Task to carry out - A word-for-word restatement of every entry is what is needed here.

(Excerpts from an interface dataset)
----

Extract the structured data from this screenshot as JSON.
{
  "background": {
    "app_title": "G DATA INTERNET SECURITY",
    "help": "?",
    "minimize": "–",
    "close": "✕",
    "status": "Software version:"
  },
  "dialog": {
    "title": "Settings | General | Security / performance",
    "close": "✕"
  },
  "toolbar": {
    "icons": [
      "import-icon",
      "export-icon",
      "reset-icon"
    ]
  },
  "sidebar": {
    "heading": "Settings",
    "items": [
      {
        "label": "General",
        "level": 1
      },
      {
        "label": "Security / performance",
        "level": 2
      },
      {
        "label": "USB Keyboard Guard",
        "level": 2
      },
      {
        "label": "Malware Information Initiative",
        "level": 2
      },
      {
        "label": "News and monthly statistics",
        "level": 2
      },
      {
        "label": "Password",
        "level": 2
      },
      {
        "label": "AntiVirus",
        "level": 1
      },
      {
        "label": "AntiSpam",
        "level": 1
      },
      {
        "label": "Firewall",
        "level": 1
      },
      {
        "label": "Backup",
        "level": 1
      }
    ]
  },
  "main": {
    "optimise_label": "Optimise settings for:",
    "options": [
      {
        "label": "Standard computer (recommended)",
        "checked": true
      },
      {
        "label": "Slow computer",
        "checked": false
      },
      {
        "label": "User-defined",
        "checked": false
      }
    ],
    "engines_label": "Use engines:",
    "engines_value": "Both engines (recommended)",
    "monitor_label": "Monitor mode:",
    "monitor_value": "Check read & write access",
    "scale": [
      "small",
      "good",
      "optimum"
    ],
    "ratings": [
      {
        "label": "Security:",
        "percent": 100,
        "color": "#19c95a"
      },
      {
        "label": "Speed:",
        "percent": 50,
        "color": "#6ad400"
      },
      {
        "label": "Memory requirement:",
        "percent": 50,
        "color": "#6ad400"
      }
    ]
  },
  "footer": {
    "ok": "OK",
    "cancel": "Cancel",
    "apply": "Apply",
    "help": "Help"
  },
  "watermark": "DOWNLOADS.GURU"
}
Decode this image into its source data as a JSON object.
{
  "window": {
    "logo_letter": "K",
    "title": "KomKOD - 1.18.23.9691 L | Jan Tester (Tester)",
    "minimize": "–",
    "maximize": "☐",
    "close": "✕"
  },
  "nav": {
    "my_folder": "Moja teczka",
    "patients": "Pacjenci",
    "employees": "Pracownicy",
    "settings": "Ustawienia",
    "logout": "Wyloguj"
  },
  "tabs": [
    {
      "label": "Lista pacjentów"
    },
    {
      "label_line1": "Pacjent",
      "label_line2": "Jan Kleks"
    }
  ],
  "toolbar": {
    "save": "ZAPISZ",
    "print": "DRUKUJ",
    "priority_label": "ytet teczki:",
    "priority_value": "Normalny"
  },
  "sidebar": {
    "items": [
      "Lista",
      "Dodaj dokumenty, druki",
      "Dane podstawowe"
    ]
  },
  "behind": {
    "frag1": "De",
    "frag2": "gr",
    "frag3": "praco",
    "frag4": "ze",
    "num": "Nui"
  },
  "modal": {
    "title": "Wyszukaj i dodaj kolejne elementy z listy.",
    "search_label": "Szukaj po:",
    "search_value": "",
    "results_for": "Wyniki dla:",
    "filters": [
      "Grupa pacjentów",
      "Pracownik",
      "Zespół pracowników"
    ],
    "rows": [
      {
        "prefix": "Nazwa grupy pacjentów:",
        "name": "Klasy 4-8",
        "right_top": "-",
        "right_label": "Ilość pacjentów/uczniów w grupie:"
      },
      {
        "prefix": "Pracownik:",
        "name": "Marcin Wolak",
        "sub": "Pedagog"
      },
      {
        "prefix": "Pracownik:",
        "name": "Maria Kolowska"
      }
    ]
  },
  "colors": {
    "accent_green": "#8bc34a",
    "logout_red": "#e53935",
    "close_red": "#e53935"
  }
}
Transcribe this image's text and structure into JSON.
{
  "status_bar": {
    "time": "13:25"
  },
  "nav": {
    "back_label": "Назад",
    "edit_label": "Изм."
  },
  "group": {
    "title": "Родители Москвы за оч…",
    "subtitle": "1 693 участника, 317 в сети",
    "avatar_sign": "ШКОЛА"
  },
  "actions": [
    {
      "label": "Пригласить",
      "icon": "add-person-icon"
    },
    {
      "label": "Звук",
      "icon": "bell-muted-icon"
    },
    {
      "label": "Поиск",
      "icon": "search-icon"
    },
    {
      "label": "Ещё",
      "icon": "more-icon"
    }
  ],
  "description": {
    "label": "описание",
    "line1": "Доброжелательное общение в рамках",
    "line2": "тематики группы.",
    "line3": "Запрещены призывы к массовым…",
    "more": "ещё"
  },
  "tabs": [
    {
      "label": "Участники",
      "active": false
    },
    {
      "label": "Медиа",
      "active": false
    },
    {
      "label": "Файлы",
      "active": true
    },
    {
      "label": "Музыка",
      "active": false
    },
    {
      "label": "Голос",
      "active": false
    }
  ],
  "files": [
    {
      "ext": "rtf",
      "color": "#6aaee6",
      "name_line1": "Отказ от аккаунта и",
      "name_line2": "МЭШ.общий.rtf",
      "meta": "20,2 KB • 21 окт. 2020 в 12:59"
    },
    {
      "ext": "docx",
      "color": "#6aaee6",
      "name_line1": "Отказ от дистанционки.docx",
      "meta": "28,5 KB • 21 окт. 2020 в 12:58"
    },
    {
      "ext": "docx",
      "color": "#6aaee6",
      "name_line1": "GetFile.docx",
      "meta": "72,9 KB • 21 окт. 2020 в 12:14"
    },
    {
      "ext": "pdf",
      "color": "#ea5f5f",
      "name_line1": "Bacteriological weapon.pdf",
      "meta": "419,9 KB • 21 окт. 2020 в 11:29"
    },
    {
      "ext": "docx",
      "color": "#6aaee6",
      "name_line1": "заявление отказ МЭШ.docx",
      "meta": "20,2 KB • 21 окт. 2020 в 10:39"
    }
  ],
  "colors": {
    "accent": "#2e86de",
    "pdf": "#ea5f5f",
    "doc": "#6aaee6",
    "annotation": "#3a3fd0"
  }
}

----

Problem solution -
Extract the structured data from this screenshot as JSON.
{
  "background": {
    "app_title": "G DATA INTERNET SECURITY",
    "help": "?",
    "minimize": "–",
    "close": "✕",
    "status": "Software version:"
  },
  "dialog": {
    "title": "Settings | General | Security / performance",
    "close": "✕"
  },
  "toolbar": {
    "icons": [
      "import-icon",
      "export-icon",
      "reset-icon"
    ]
  },
  "sidebar": {
    "heading": "Settings",
    "items": [
      {
        "label": "General",
        "level": 1
      },
      {
        "label": "Security / performance",
        "level": 2
      },
      {
        "label": "USB Keyboard Guard",
        "level": 2
      },
      {
        "label": "Malware Information Initiative",
        "level": 2
      },
      {
        "label": "News and monthly statistics",
        "level": 2
      },
      {
        "label": "Password",
        "level": 2
      },
      {
        "label": "AntiVirus",
        "level": 1
      },
      {
        "label": "AntiSpam",
        "level": 1
      },
      {
        "label": "Firewall",
        "level": 1
      },
      {
        "label": "Backup",
        "level": 1
      }
    ]
  },
  "main": {
    "optimise_label": "Optimise settings for:",
    "options": [
      {
        "label": "Standard computer (recommended)",
        "checked": true
      },
      {
        "label": "Slow computer",
        "checked": false
      },
      {
        "label": "User-defined",
        "checked": false
      }
    ],
    "engines_label": "Use engines:",
    "engines_value": "Both engines (recommended)",
    "monitor_label": "Monitor mode:",
    "monitor_value": "Check read & write access",
    "scale": [
      "small",
      "good",
      "optimum"
    ],
    "ratings": [
      {
        "label": "Security:",
        "percent": 100,
        "color": "#19c95a"
      },
      {
        "label": "Speed:",
        "percent": 50,
        "color": "#6ad400"
      },
      {
        "label": "Memory requirement:",
        "percent": 50,
        "color": "#6ad400"
      }
    ]
  },
  "footer": {
    "ok": "OK",
    "cancel": "Cancel",
    "apply": "Apply",
    "help": "Help"
  },
  "watermark": "DOWNLOADS.GURU"
}
Decode this image into its source data as a JSON object.
{
  "window": {
    "logo_letter": "K",
    "title": "KomKOD - 1.18.23.9691 L | Jan Tester (Tester)",
    "minimize": "–",
    "maximize": "☐",
    "close": "✕"
  },
  "nav": {
    "my_folder": "Moja teczka",
    "patients": "Pacjenci",
    "employees": "Pracownicy",
    "settings": "Ustawienia",
    "logout": "Wyloguj"
  },
  "tabs": [
    {
      "label": "Lista pacjentów"
    },
    {
      "label_line1": "Pacjent",
      "label_line2": "Jan Kleks"
    }
  ],
  "toolbar": {
    "save": "ZAPISZ",
    "print": "DRUKUJ",
    "priority_label": "ytet teczki:",
    "priority_value": "Normalny"
  },
  "sidebar": {
    "items": [
      "Lista",
      "Dodaj dokumenty, druki",
      "Dane podstawowe"
    ]
  },
  "behind": {
    "frag1": "De",
    "frag2": "gr",
    "frag3": "praco",
    "frag4": "ze",
    "num": "Nui"
  },
  "modal": {
    "title": "Wyszukaj i dodaj kolejne elementy z listy.",
    "search_label": "Szukaj po:",
    "search_value": "",
    "results_for": "Wyniki dla:",
    "filters": [
      "Grupa pacjentów",
      "Pracownik",
      "Zespół pracowników"
    ],
    "rows": [
      {
        "prefix": "Nazwa grupy pacjentów:",
        "name": "Klasy 4-8",
        "right_top": "-",
        "right_label": "Ilość pacjentów/uczniów w grupie:"
      },
      {
        "prefix": "Pracownik:",
        "name": "Marcin Wolak",
        "sub": "Pedagog"
      },
      {
        "prefix": "Pracownik:",
        "name": "Maria Kolowska"
      }
    ]
  },
  "colors": {
    "accent_green": "#8bc34a",
    "logout_red": "#e53935",
    "close_red": "#e53935"
  }
}
Transcribe this image's text and structure into JSON.
{
  "status_bar": {
    "time": "13:25"
  },
  "nav": {
    "back_label": "Назад",
    "edit_label": "Изм."
  },
  "group": {
    "title": "Родители Москвы за оч…",
    "subtitle": "1 693 участника, 317 в сети",
    "avatar_sign": "ШКОЛА"
  },
  "actions": [
    {
      "label": "Пригласить",
      "icon": "add-person-icon"
    },
    {
      "label": "Звук",
      "icon": "bell-muted-icon"
    },
    {
      "label": "Поиск",
      "icon": "search-icon"
    },
    {
      "label": "Ещё",
      "icon": "more-icon"
    }
  ],
  "description": {
    "label": "описание",
    "line1": "Доброжелательное общение в рамках",
    "line2": "тематики группы.",
    "line3": "Запрещены призывы к массовым…",
    "more": "ещё"
  },
  "tabs": [
    {
      "label": "Участники",
      "active": false
    },
    {
      "label": "Медиа",
      "active": false
    },
    {
      "label": "Файлы",
      "active": true
    },
    {
      "label": "Музыка",
      "active": false
    },
    {
      "label": "Голос",
      "active": false
    }
  ],
  "files": [
    {
      "ext": "rtf",
      "color": "#6aaee6",
      "name_line1": "Отказ от аккаунта и",
      "name_line2": "МЭШ.общий.rtf",
      "meta": "20,2 KB • 21 окт. 2020 в 12:59"
    },
    {
      "ext": "docx",
      "color": "#6aaee6",
      "name_line1": "Отказ от дистанционки.docx",
      "meta": "28,5 KB • 21 окт. 2020 в 12:58"
    },
    {
      "ext": "docx",
      "color": "#6aaee6",
      "name_line1": "GetFile.docx",
      "meta": "72,9 KB • 21 окт. 2020 в 12:14"
    },
    {
      "ext": "pdf",
      "color": "#ea5f5f",
      "name_line1": "Bacteriological weapon.pdf",
      "meta": "419,9 KB • 21 окт. 2020 в 11:29"
    },
    {
      "ext": "docx",
      "color": "#6aaee6",
      "name_line1": "заявление отказ МЭШ.docx",
      "meta": "20,2 KB • 21 окт. 2020 в 10:39"
    }
  ],
  "colors": {
    "accent": "#2e86de",
    "pdf": "#ea5f5f",
    "doc": "#6aaee6",
    "annotation": "#3a3fd0"
  }
}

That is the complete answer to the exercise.